▶ [THE EXERCISE]:
Rewrite the rows from the very beginning through the line that contains "Output each element", changing "pixel coordinates" to "screen coordinates" and keeping everything else the same. Leave the pictures out.

▶ [DATA EXTRACT]:
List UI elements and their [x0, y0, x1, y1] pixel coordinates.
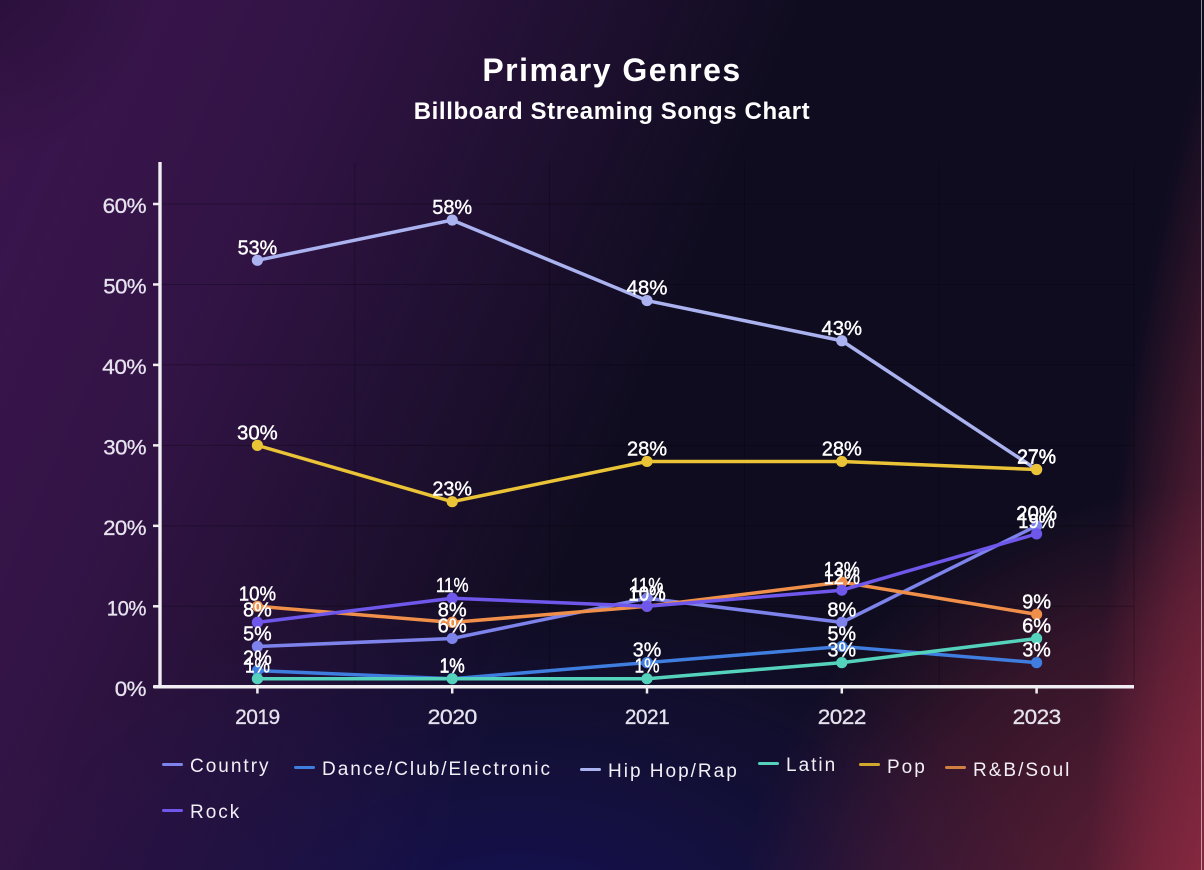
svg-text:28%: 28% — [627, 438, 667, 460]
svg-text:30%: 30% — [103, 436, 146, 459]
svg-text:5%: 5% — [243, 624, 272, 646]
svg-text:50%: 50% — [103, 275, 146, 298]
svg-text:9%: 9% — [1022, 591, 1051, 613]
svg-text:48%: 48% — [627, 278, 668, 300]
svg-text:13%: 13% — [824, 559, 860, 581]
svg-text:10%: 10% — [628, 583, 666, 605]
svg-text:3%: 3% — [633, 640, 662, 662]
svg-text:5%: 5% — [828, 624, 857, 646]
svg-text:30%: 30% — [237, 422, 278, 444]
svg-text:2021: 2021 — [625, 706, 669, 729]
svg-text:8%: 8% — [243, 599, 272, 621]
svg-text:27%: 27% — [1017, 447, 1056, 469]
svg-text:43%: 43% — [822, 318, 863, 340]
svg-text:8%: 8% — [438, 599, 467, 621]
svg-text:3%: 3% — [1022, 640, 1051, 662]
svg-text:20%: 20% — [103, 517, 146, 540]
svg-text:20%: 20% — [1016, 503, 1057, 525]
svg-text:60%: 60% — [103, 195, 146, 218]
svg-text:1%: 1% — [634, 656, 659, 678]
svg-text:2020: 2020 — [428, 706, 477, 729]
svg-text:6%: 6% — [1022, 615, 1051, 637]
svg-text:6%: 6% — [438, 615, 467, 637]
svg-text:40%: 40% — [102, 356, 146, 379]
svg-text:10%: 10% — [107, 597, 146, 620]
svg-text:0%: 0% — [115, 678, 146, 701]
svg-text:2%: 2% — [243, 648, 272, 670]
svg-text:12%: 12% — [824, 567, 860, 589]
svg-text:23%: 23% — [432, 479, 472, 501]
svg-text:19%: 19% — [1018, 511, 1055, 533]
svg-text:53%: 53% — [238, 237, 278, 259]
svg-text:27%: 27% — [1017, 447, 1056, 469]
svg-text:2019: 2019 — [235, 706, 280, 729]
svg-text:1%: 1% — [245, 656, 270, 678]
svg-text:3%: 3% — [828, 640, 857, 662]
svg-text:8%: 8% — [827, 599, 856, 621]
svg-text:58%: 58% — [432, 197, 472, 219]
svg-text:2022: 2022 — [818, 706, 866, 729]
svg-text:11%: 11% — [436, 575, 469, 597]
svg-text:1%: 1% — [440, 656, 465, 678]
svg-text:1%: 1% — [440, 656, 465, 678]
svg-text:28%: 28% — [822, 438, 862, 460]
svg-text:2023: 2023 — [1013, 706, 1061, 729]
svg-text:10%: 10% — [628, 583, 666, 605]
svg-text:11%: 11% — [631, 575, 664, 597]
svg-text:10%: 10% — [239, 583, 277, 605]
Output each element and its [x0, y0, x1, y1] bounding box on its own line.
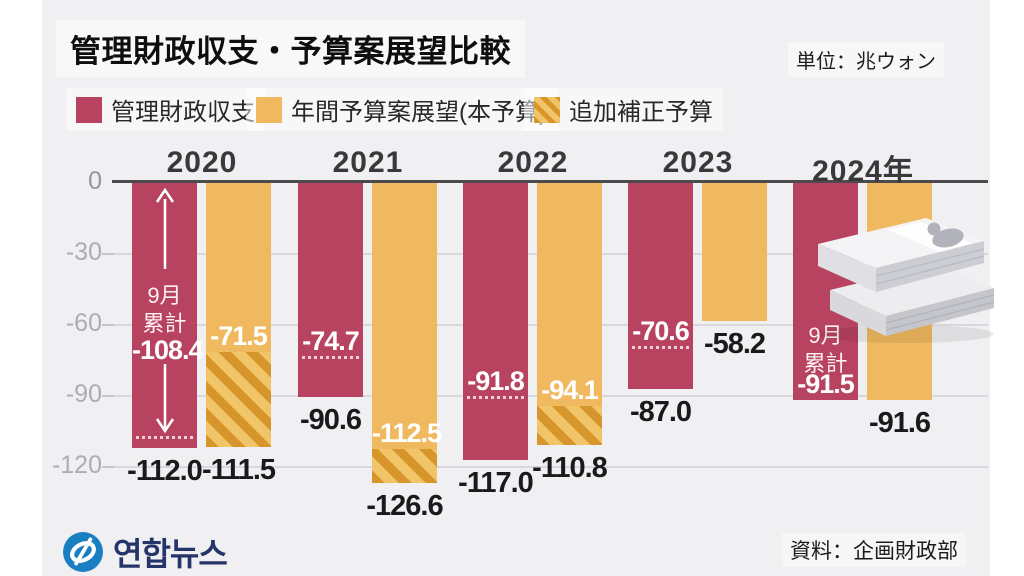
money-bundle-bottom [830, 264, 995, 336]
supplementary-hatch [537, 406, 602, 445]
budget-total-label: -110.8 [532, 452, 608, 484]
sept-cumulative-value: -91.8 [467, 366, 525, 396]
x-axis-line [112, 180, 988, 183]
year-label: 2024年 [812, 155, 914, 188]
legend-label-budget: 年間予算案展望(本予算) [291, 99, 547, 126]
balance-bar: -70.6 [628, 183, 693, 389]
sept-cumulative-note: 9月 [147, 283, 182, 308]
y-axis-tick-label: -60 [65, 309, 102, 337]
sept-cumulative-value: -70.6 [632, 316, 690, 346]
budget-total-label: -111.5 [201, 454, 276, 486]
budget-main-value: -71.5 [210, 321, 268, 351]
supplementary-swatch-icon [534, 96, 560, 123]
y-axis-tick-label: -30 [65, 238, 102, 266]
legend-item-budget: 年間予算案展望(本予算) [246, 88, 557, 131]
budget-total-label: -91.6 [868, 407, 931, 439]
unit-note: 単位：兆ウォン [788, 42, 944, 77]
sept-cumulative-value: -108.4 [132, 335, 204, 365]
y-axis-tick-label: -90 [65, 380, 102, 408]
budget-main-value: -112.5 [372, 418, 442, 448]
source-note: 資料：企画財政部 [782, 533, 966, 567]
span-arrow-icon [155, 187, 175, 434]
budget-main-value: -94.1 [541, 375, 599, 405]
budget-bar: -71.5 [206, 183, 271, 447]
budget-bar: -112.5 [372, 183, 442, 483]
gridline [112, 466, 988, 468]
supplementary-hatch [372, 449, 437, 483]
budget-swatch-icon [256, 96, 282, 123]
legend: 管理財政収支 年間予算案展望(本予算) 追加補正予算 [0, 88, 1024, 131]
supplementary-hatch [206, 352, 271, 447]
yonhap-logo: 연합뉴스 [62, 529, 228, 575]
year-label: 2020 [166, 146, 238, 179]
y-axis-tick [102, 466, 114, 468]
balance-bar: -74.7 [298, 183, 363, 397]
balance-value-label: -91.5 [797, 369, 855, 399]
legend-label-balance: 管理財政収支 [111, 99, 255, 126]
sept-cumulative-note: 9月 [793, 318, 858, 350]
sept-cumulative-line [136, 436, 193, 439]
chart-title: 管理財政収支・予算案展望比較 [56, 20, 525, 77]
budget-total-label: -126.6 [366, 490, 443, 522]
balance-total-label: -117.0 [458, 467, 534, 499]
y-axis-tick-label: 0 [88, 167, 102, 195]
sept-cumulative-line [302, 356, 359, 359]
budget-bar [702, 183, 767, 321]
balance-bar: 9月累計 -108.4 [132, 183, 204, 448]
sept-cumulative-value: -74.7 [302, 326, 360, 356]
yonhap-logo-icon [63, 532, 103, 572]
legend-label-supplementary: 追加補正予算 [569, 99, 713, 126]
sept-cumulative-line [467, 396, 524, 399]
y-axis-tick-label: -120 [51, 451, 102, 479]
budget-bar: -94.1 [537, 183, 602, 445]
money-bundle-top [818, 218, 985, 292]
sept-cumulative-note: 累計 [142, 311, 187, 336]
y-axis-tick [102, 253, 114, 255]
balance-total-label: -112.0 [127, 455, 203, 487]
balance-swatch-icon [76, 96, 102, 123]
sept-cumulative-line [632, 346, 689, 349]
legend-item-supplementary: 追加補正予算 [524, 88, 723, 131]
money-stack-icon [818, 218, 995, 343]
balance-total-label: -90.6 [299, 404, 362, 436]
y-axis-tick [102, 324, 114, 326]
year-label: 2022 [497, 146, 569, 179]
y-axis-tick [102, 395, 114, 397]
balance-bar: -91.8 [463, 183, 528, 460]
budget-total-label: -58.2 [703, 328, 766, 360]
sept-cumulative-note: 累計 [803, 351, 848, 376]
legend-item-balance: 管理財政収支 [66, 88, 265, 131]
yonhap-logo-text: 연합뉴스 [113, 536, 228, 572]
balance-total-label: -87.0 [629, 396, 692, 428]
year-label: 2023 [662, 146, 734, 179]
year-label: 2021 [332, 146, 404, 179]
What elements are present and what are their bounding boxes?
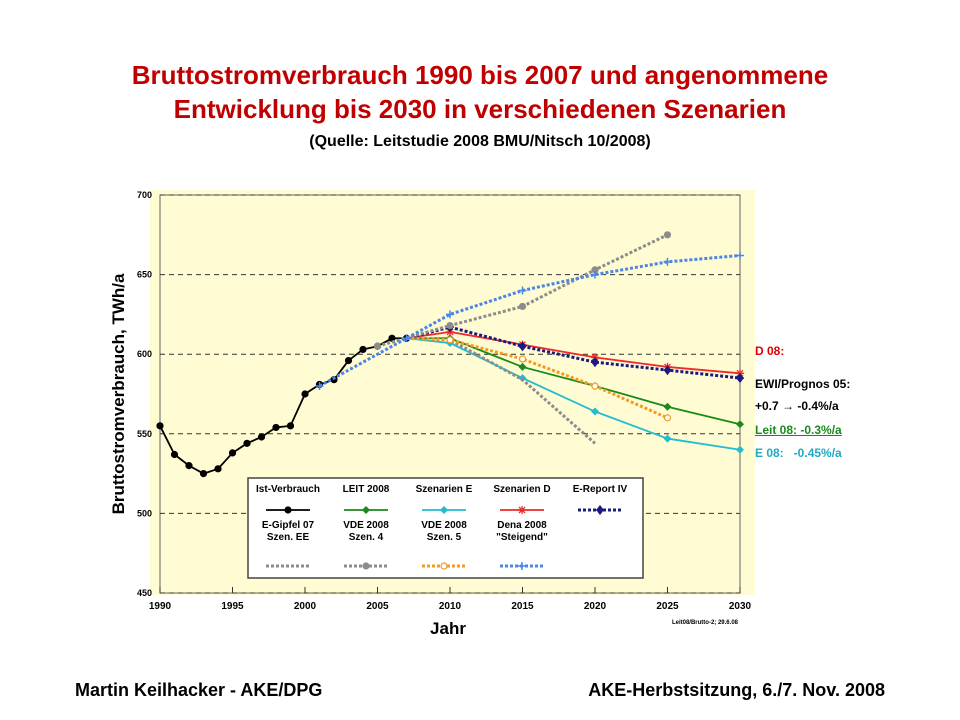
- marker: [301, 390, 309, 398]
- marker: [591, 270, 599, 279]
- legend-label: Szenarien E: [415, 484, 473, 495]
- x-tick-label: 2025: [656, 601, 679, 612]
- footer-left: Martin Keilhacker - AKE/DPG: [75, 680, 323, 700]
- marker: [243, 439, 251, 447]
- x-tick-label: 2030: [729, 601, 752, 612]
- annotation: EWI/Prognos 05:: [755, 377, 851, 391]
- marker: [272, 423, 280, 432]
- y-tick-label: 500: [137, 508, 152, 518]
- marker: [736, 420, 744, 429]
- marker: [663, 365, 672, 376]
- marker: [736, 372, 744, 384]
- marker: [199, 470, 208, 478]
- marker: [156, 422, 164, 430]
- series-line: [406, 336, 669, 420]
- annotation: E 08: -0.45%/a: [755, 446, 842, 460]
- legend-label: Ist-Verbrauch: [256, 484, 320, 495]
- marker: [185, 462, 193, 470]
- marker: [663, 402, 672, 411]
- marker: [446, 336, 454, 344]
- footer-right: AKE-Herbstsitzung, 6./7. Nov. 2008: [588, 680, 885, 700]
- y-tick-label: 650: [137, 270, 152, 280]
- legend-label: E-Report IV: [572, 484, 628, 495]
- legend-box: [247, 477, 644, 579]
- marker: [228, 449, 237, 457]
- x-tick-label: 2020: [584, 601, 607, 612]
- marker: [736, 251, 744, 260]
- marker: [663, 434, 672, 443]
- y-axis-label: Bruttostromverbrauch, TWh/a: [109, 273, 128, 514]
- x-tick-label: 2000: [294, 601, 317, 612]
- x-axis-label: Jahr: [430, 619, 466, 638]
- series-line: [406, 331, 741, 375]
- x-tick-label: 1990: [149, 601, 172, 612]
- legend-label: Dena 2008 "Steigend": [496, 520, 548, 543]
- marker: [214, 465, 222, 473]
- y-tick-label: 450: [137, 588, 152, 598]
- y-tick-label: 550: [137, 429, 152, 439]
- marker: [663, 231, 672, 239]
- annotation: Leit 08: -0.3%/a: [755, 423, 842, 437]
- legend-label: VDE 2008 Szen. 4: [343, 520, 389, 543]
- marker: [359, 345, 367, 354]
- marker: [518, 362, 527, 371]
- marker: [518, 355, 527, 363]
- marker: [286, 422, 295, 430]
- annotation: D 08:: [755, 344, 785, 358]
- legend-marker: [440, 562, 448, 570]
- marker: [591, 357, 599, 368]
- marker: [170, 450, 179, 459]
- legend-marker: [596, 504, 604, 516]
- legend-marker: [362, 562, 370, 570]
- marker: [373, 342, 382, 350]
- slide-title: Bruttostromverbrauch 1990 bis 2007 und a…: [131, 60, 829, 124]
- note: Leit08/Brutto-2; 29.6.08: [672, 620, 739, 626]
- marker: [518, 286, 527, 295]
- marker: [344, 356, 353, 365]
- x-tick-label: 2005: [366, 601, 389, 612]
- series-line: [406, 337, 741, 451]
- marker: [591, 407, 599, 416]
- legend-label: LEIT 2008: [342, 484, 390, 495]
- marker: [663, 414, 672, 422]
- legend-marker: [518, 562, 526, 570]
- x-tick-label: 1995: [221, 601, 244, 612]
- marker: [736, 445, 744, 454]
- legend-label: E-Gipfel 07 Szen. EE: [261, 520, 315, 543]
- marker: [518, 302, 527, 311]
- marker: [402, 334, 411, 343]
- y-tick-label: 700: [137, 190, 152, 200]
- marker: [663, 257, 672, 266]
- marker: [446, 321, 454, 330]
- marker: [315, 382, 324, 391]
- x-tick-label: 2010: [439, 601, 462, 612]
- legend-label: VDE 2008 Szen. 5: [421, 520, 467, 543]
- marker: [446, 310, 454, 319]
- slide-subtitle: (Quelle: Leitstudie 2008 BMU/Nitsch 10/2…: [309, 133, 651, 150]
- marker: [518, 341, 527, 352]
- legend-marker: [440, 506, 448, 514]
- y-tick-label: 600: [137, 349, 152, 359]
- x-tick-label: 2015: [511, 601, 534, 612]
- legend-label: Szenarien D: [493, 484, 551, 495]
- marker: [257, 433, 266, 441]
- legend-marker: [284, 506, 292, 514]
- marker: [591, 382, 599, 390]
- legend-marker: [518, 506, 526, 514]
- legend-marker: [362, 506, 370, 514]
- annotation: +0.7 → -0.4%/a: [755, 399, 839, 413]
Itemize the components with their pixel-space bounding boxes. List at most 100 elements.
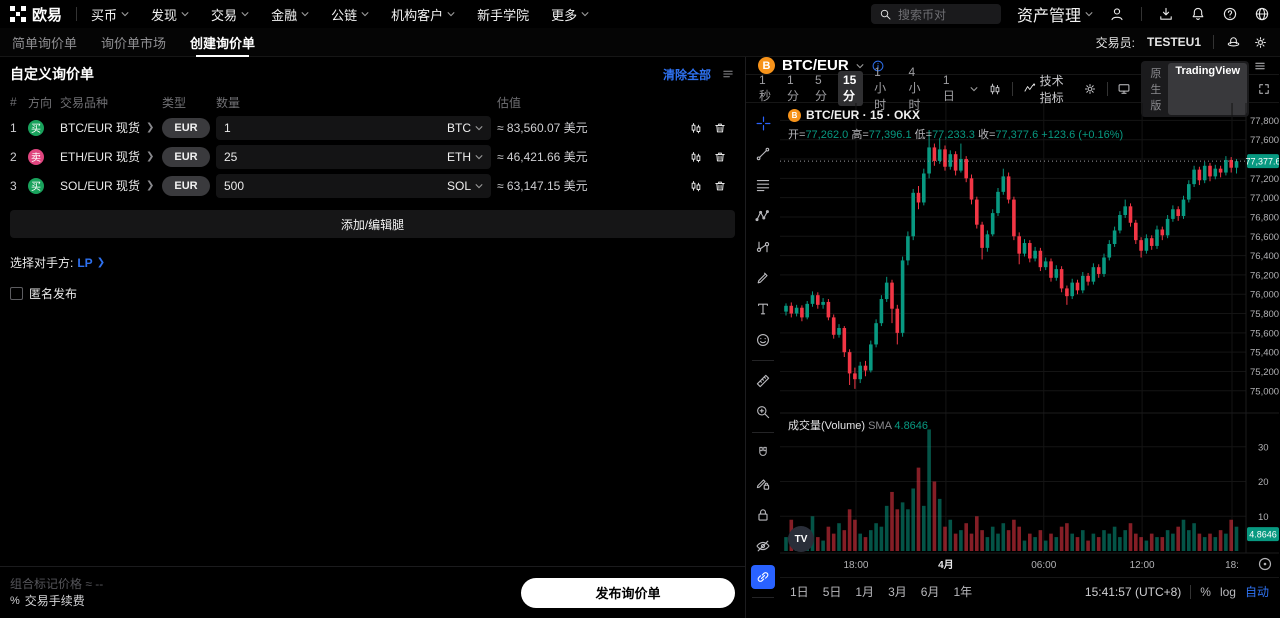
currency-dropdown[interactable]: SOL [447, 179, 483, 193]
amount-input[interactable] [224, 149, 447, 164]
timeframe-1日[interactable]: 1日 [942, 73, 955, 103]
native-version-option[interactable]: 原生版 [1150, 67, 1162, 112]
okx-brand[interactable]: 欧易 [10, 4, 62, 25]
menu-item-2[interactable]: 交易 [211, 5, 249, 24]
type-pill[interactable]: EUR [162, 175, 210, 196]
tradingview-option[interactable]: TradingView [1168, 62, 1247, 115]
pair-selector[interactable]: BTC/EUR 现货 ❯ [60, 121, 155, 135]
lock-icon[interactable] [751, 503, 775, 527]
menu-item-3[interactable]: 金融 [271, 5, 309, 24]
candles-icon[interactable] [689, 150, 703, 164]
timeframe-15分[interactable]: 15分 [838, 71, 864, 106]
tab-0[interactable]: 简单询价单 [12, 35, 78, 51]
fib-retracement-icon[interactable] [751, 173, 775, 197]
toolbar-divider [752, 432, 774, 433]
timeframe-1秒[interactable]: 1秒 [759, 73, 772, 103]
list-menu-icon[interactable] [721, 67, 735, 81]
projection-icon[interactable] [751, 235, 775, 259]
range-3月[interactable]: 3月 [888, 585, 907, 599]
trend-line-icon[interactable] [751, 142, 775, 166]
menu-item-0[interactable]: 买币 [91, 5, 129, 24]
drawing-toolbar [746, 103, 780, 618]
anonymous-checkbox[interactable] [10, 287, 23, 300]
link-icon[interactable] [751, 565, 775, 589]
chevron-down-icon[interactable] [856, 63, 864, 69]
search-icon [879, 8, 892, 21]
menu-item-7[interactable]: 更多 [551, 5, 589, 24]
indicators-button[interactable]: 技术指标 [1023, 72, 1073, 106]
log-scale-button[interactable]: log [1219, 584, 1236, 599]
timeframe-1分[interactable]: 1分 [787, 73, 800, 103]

▶ [COMPLETE OUTPUT]:
List UI elements and their [x0, y0, x1, y1] screen coordinates.
svg-text:28%: 28% — [627, 438, 667, 460]
svg-text:30%: 30% — [103, 436, 146, 459]
svg-text:5%: 5% — [243, 624, 272, 646]
svg-text:50%: 50% — [103, 275, 146, 298]
svg-text:9%: 9% — [1022, 591, 1051, 613]
svg-text:48%: 48% — [627, 278, 668, 300]
svg-text:13%: 13% — [824, 559, 860, 581]
svg-text:10%: 10% — [628, 583, 666, 605]
svg-text:3%: 3% — [633, 640, 662, 662]
svg-text:5%: 5% — [828, 624, 857, 646]
svg-text:30%: 30% — [237, 422, 278, 444]
svg-text:2021: 2021 — [625, 706, 669, 729]
svg-text:8%: 8% — [243, 599, 272, 621]
svg-text:27%: 27% — [1017, 447, 1056, 469]
svg-text:43%: 43% — [822, 318, 863, 340]
svg-text:8%: 8% — [438, 599, 467, 621]
svg-text:3%: 3% — [1022, 640, 1051, 662]
svg-text:20%: 20% — [103, 517, 146, 540]
svg-text:20%: 20% — [1016, 503, 1057, 525]
svg-text:60%: 60% — [103, 195, 146, 218]
svg-text:1%: 1% — [634, 656, 659, 678]
svg-text:2020: 2020 — [428, 706, 477, 729]
svg-text:6%: 6% — [1022, 615, 1051, 637]
svg-text:6%: 6% — [438, 615, 467, 637]
svg-text:40%: 40% — [102, 356, 146, 379]
svg-text:10%: 10% — [107, 597, 146, 620]
svg-text:0%: 0% — [115, 678, 146, 701]
svg-text:2%: 2% — [243, 648, 272, 670]
svg-text:12%: 12% — [824, 567, 860, 589]
svg-text:23%: 23% — [432, 479, 472, 501]
svg-text:19%: 19% — [1018, 511, 1055, 533]
svg-text:53%: 53% — [238, 237, 278, 259]
svg-text:27%: 27% — [1017, 447, 1056, 469]
svg-text:2019: 2019 — [235, 706, 280, 729]
svg-text:1%: 1% — [245, 656, 270, 678]
svg-text:3%: 3% — [828, 640, 857, 662]
svg-text:8%: 8% — [827, 599, 856, 621]
svg-text:58%: 58% — [432, 197, 472, 219]
svg-text:2022: 2022 — [818, 706, 866, 729]
svg-text:11%: 11% — [436, 575, 469, 597]
svg-text:1%: 1% — [440, 656, 465, 678]
svg-text:1%: 1% — [440, 656, 465, 678]
svg-text:28%: 28% — [822, 438, 862, 460]
svg-text:2023: 2023 — [1013, 706, 1061, 729]
svg-text:10%: 10% — [628, 583, 666, 605]
svg-text:11%: 11% — [631, 575, 664, 597]
svg-text:10%: 10% — [239, 583, 277, 605]
Output each element and its [x0, y0, x1, y1] bounding box on its own line.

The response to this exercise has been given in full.